What is expected
Tally the lines that contain "缩短审查周期" and report the total alone.

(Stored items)
◆ ◆ ◆ ◆ ◆ ◆ ◆

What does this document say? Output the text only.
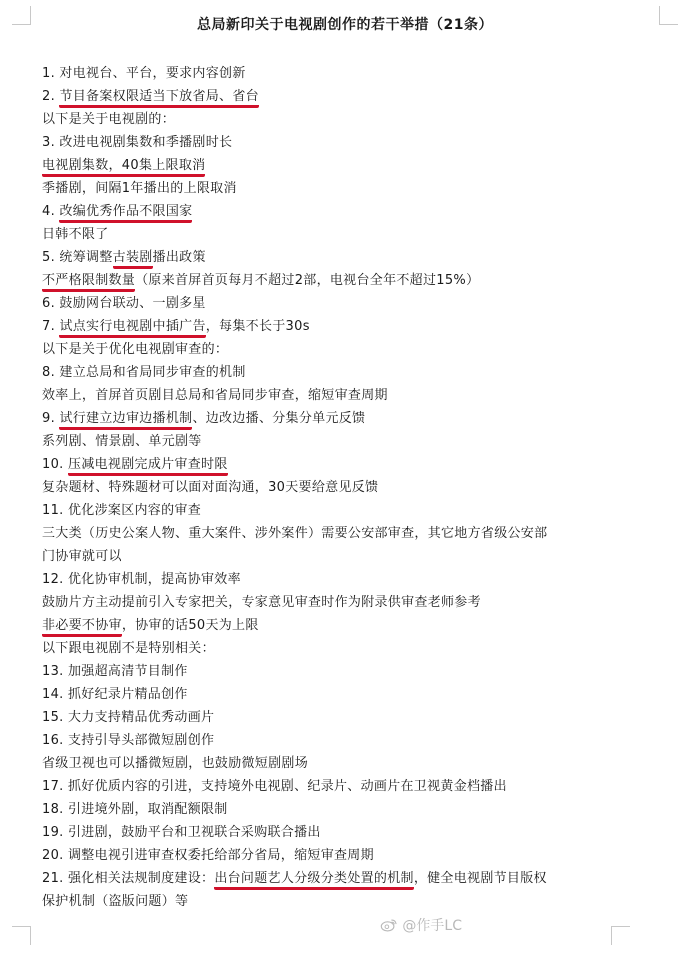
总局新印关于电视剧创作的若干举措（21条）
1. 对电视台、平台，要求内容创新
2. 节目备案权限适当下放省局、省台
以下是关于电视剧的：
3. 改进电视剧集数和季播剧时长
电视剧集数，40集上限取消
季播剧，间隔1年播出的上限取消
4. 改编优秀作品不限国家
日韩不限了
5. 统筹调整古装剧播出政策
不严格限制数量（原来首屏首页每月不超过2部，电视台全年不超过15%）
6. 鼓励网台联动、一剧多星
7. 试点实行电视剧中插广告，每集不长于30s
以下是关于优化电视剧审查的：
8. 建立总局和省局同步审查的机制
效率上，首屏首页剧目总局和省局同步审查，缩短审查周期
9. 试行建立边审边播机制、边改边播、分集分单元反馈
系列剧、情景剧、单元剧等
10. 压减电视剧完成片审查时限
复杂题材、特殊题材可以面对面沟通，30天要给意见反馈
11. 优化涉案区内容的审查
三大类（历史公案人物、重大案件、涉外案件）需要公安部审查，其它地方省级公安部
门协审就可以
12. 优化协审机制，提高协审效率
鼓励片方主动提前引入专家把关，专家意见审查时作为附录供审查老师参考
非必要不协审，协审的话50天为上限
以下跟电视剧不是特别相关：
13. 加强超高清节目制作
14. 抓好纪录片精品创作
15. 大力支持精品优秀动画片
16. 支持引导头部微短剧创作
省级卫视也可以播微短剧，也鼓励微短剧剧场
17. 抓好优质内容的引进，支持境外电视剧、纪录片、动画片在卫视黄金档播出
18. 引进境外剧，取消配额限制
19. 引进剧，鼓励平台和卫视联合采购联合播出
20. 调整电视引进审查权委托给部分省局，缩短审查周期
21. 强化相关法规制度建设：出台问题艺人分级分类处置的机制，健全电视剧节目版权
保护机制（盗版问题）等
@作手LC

◆ ◆ ◆ ◆ ◆ ◆ ◆

Solved problem
2